**The problem:** Find the lines holding the word "your" and collect them.

**Input for this task:**

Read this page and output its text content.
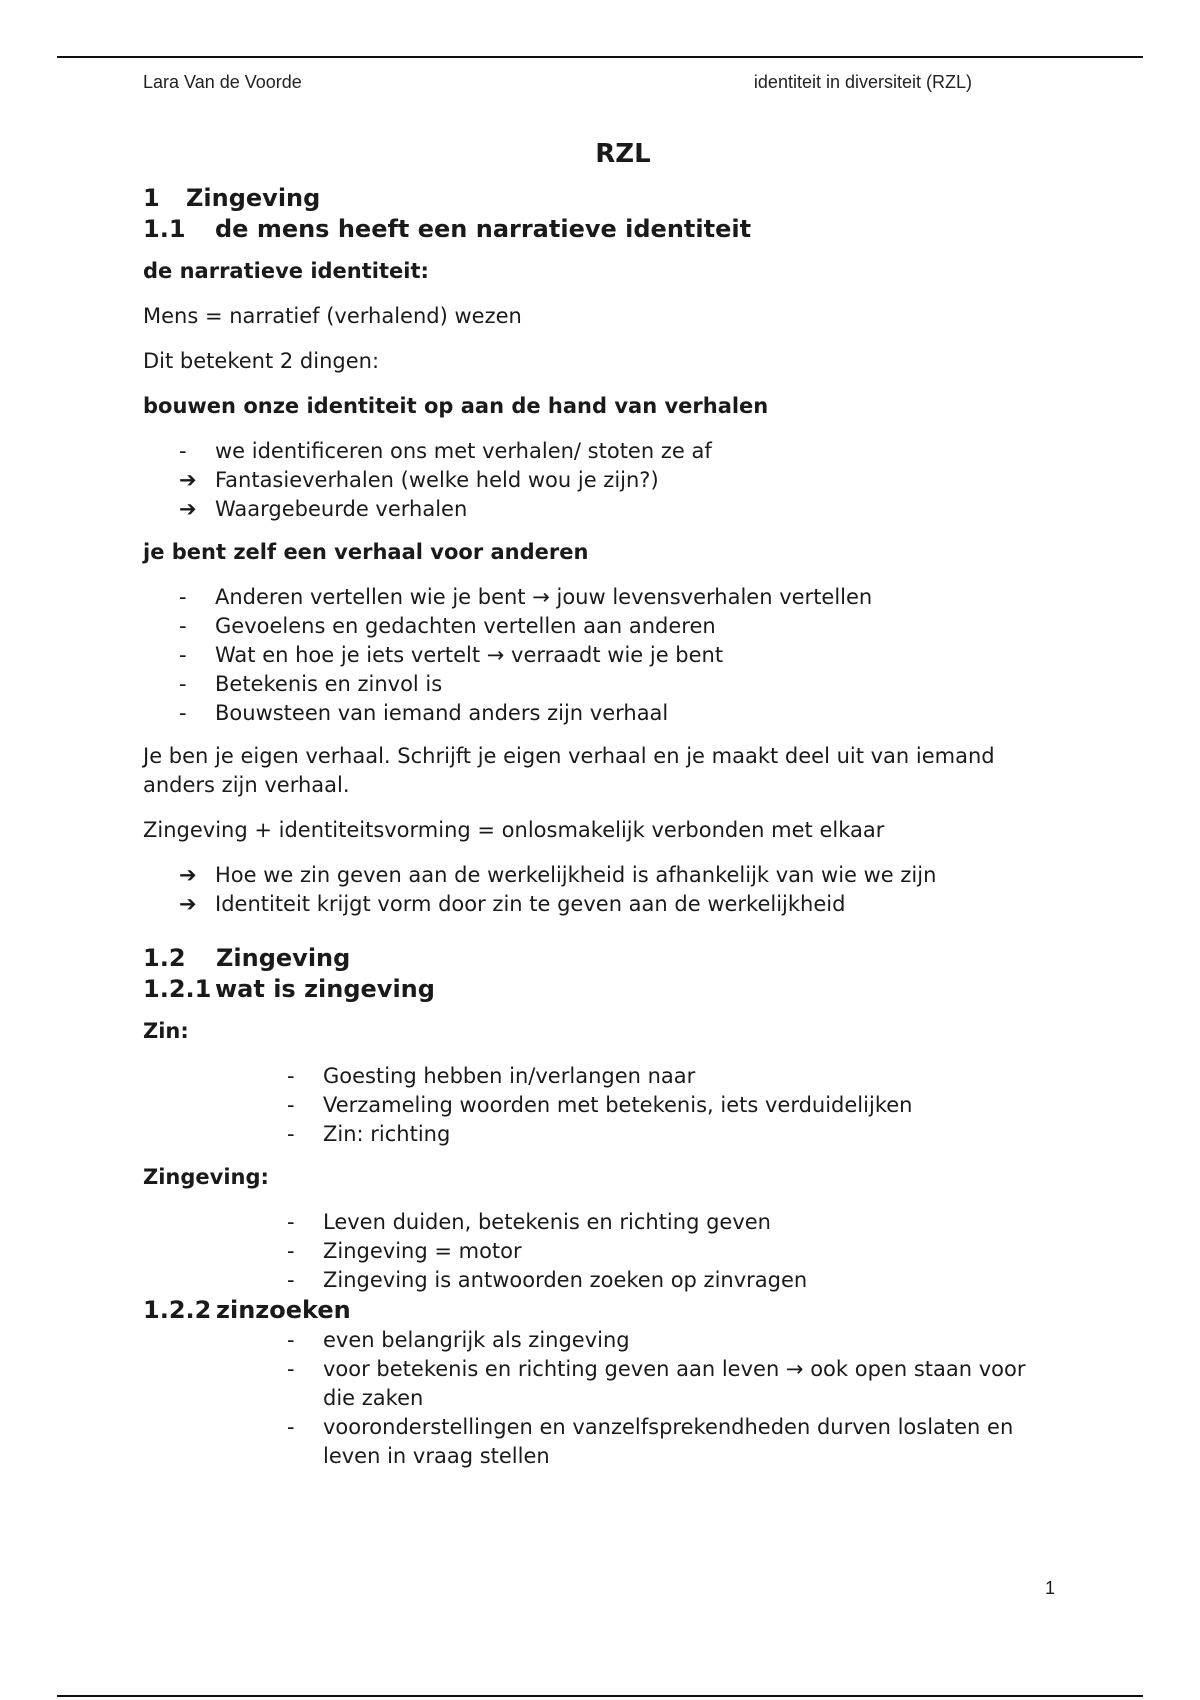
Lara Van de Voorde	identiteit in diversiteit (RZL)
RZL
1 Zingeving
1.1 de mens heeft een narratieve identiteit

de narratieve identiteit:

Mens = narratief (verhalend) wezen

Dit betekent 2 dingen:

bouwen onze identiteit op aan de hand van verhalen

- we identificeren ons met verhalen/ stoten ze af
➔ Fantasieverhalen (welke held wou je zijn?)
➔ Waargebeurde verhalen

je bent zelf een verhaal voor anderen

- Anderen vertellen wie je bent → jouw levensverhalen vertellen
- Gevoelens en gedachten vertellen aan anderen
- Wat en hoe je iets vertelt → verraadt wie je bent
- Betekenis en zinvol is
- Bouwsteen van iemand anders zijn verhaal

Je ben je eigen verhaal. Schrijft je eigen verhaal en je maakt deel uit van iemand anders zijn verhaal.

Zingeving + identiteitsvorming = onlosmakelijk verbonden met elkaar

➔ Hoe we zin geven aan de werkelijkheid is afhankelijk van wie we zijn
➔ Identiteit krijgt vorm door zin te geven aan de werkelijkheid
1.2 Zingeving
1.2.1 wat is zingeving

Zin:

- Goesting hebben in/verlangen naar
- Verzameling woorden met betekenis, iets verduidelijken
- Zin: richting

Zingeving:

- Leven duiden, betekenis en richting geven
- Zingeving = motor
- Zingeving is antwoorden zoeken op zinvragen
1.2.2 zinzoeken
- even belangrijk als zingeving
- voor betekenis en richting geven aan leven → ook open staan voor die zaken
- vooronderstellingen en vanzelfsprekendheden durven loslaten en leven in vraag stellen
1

--

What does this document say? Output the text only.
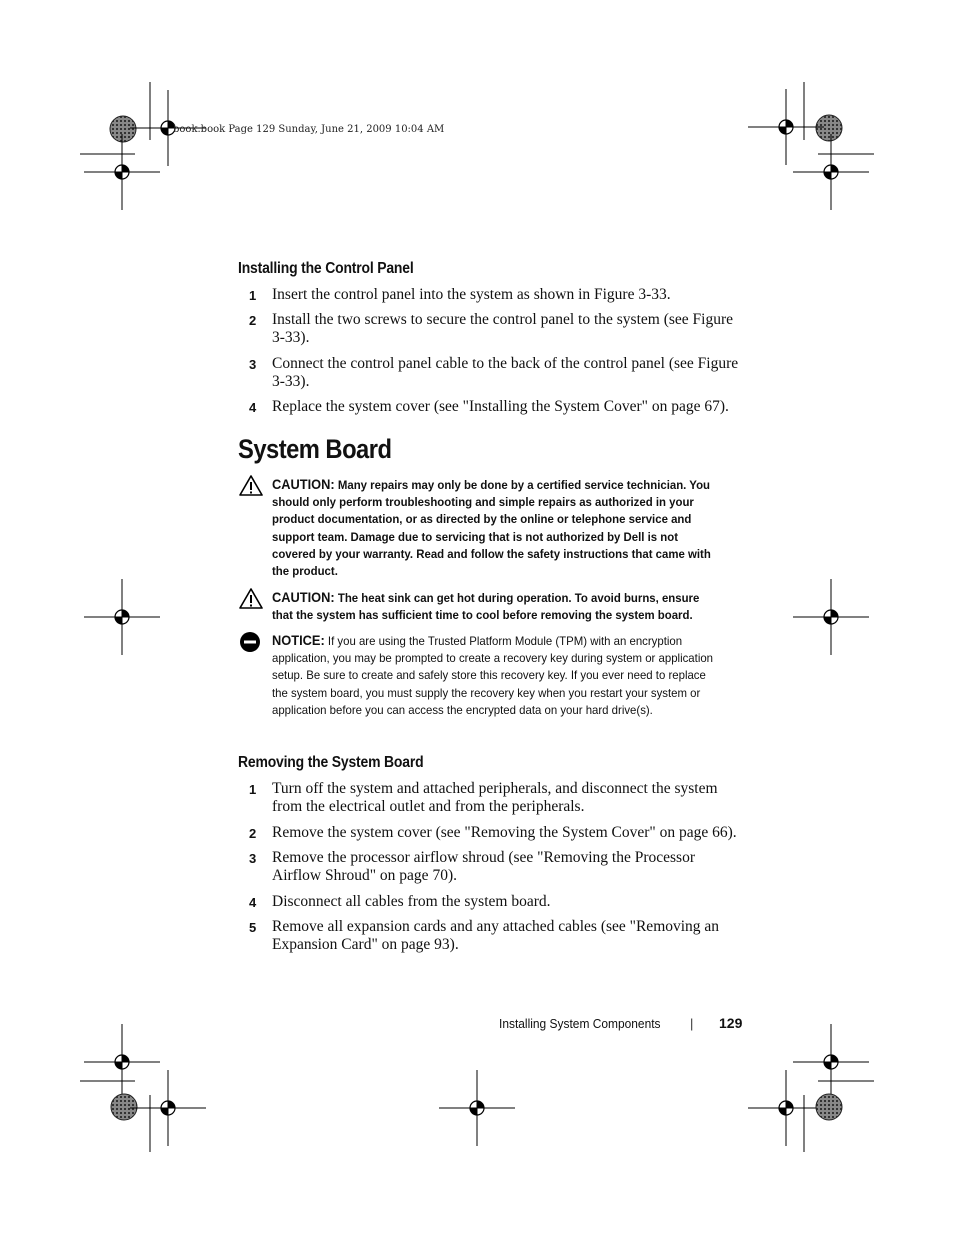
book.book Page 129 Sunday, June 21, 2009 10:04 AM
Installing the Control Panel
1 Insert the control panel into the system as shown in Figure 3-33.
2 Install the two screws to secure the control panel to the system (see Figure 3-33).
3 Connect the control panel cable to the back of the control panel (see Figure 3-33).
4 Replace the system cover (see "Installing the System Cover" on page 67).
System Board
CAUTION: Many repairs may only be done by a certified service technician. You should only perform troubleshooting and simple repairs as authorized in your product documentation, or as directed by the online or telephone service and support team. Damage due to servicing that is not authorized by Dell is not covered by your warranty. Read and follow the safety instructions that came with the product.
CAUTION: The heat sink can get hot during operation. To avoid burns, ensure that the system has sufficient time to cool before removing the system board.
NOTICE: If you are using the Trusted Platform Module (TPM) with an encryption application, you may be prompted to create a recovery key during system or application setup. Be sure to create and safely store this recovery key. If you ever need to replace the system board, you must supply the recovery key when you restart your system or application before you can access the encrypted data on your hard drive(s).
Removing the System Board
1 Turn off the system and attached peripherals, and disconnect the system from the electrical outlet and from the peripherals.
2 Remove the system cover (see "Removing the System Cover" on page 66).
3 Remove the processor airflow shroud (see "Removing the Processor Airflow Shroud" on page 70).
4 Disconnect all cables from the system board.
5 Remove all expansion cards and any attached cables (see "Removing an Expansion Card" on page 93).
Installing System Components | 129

**Task output:**
CAUTION: Many repairs may only be done by a certified service technician. You should only perform troubleshooting and simple repairs as authorized in your product documentation, or as directed by the online or telephone service and support team. Damage due to servicing that is not authorized by Dell is not covered by your warranty. Read and follow the safety instructions that came with the product.
NOTICE: If you are using the Trusted Platform Module (TPM) with an encryption application, you may be prompted to create a recovery key during system or application setup. Be sure to create and safely store this recovery key. If you ever need to replace the system board, you must supply the recovery key when you restart your system or application before you can access the encrypted data on your hard drive(s).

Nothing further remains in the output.